__EXERCISE OBJECTIVE__.
Pick up the conference announcement about contemporary esotericism after its last sentence and carry it forward.

__EXTRACT__.
------------------------------------------------
There is still time, but the early bird registration for the first international conference on Contemporary Esotericism is about to expire on May 31. So if you are considering to attend what looks to be a very interesting conference with many juicy topics on the agenda, you may save some euros if you register now.
If you still need more convincing, do take some time to check out the list of confirmed speakers and titles that has now been made available. There are about fifty of them, and thematically they range from afro-american esoteric milieus, to occultism in the occupy movement, to Philip K. Dick’s newly released Exegesis, to the films of Alejandro Jodorowski, to ancient astronauts, entheogens, esotericism in the environmentalist movement, Satanism, left-hand path magic(k), right-wing paganism, left-wing paganism, chaos, anarchy, underground distribution practices, and much, much else besides. Have a look.
Also while you are at it, you may check out the full abstracts for the four keynote lectures. Quoted below for convenience:
Christopher Partridge: “Occulture is ordinary”
While Western esotericism has its roots in the Hellenistic world of the first few centuries CE, and while much contemporary esoteric thought can be traced back to the rediscovery of early texts during the Renaissance and, particularly, to the modern occult revival of the nineteenth century, the late modern period since the 1960s has witnessed the emergence of a political and cultural context that has proved particularly conducive to the proliferation of broadly esoteric ideas.
No longer can such thought be considered occulted or esoteric, in the sense of being recondite and secretive. While there are, of course, occult traditions and organizations that are styled as such, concerned with the cultivation of a sense of Gnostic privilege, the culture in which they are embedded is no longer hidden or unfamiliar. It is ordinary and everyday.
------------------------------------------------
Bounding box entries
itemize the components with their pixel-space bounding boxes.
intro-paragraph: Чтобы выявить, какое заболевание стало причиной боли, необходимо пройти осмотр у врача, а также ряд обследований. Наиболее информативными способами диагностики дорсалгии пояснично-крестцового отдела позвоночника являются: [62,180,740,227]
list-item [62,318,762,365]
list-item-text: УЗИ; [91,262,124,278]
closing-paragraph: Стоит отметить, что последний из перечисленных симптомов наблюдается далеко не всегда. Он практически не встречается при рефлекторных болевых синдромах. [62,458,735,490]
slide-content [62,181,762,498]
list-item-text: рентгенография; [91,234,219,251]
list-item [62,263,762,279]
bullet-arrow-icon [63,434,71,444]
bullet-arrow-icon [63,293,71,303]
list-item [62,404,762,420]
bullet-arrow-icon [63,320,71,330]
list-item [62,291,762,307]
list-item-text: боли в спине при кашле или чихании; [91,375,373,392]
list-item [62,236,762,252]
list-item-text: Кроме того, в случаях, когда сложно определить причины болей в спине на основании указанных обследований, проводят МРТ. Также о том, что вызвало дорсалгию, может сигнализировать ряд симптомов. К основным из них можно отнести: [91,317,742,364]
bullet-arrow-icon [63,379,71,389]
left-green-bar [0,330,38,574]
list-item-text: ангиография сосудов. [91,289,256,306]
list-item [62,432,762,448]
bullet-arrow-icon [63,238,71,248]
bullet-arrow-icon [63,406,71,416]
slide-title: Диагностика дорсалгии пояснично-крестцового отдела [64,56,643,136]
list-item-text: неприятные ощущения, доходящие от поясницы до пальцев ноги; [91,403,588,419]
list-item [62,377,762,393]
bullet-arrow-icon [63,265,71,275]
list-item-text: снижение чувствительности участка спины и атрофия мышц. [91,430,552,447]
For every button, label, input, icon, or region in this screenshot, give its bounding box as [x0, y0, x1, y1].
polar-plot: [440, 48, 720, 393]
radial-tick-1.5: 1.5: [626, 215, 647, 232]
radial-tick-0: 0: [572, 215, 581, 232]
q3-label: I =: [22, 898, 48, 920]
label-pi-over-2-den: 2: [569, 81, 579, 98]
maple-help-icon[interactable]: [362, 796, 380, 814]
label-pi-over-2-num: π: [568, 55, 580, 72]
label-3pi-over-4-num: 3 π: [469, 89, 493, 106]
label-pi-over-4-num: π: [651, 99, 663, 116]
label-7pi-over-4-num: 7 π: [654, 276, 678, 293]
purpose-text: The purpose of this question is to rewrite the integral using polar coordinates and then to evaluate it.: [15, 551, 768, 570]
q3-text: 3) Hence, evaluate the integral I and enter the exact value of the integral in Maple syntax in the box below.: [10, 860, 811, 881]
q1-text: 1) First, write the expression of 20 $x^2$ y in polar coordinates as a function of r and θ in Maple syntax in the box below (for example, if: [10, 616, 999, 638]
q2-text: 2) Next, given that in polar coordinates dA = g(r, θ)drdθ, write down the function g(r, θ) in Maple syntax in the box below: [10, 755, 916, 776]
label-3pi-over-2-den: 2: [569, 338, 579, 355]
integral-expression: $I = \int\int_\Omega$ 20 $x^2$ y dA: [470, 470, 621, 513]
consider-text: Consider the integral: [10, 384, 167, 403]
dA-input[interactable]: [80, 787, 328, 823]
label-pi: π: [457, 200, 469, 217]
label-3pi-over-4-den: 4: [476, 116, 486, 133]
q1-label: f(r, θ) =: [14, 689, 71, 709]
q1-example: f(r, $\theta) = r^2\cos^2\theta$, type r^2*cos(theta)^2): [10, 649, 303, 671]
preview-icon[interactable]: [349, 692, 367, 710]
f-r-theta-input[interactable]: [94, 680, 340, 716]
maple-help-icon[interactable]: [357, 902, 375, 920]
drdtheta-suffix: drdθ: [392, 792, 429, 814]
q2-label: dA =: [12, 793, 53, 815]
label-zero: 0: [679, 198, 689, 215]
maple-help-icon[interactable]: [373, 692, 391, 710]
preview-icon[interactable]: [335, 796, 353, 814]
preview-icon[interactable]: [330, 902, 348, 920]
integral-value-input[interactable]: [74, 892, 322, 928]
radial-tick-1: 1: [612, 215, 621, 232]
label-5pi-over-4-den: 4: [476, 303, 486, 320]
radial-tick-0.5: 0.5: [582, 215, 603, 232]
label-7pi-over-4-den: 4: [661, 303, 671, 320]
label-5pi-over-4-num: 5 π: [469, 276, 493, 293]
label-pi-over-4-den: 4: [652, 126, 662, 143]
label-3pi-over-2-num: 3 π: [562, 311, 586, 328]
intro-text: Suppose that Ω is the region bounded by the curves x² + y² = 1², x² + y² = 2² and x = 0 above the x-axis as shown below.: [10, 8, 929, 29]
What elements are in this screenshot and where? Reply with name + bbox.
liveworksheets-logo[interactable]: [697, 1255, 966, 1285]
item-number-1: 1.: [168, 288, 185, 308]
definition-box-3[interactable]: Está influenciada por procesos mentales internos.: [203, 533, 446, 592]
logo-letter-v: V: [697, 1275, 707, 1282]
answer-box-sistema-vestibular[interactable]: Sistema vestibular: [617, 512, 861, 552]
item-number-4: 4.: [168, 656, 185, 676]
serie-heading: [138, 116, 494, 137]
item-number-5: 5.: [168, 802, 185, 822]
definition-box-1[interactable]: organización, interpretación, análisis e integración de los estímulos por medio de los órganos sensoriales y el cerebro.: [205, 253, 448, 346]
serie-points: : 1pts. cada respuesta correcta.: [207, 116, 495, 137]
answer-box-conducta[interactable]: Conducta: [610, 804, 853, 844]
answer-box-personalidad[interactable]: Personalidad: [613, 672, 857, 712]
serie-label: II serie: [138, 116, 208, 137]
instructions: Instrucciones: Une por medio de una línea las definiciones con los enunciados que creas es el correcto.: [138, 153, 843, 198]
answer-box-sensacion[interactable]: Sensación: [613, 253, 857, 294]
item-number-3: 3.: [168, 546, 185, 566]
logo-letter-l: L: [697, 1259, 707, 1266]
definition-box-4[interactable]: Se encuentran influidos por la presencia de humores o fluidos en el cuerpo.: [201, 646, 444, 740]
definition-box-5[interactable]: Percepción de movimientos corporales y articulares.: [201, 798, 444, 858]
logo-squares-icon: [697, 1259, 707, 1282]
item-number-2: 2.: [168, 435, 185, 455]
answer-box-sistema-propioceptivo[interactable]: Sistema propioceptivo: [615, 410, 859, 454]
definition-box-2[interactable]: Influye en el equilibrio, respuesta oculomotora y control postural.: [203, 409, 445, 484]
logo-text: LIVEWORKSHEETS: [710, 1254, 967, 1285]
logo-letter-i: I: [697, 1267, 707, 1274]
------------------------------------------------
__TASK OUTPUT__.
Jay Jonston: “Productive Trouble – Gender and Esotericism”
The definitions, boundaries and constituents signified by both the terms ‘gender’ and ‘esotericism’ are necessarily troubling and dynamic: trouble for conceptual categories, for binary logics, and for dominant discursive practices. Such trouble is both inspiring and — as will be proposed in this presentation —imperative.
This paper will consider the major themes and strategies for thinking about gender and/in the discipline of esotericism, including scholarship that has considered marginalized subjects, gender bias, gender roles, and non–normative sexualities. The consideration of the deeply intersectional discursive relations of ‘gender’ and ‘esotericism’ includes examining the sexualisation of esoteric discourses and subjects, the way in which concepts of ‘nature’ are defined and deployed, and the construction of gendered identities and knowledges.
In outlining the above concerns, an argument will be made for the usefulness of employing ‘gender’ as a critical category to trouble western esotericism’s disciplinary identity and boundaries, core concepts and epistemologies. That is, the serious need to asktricky questions of the discipline’s own complex investment in stable identities and positions.
Kocku von Stuckrad: “Rejected Theory in the Study of Esotericism”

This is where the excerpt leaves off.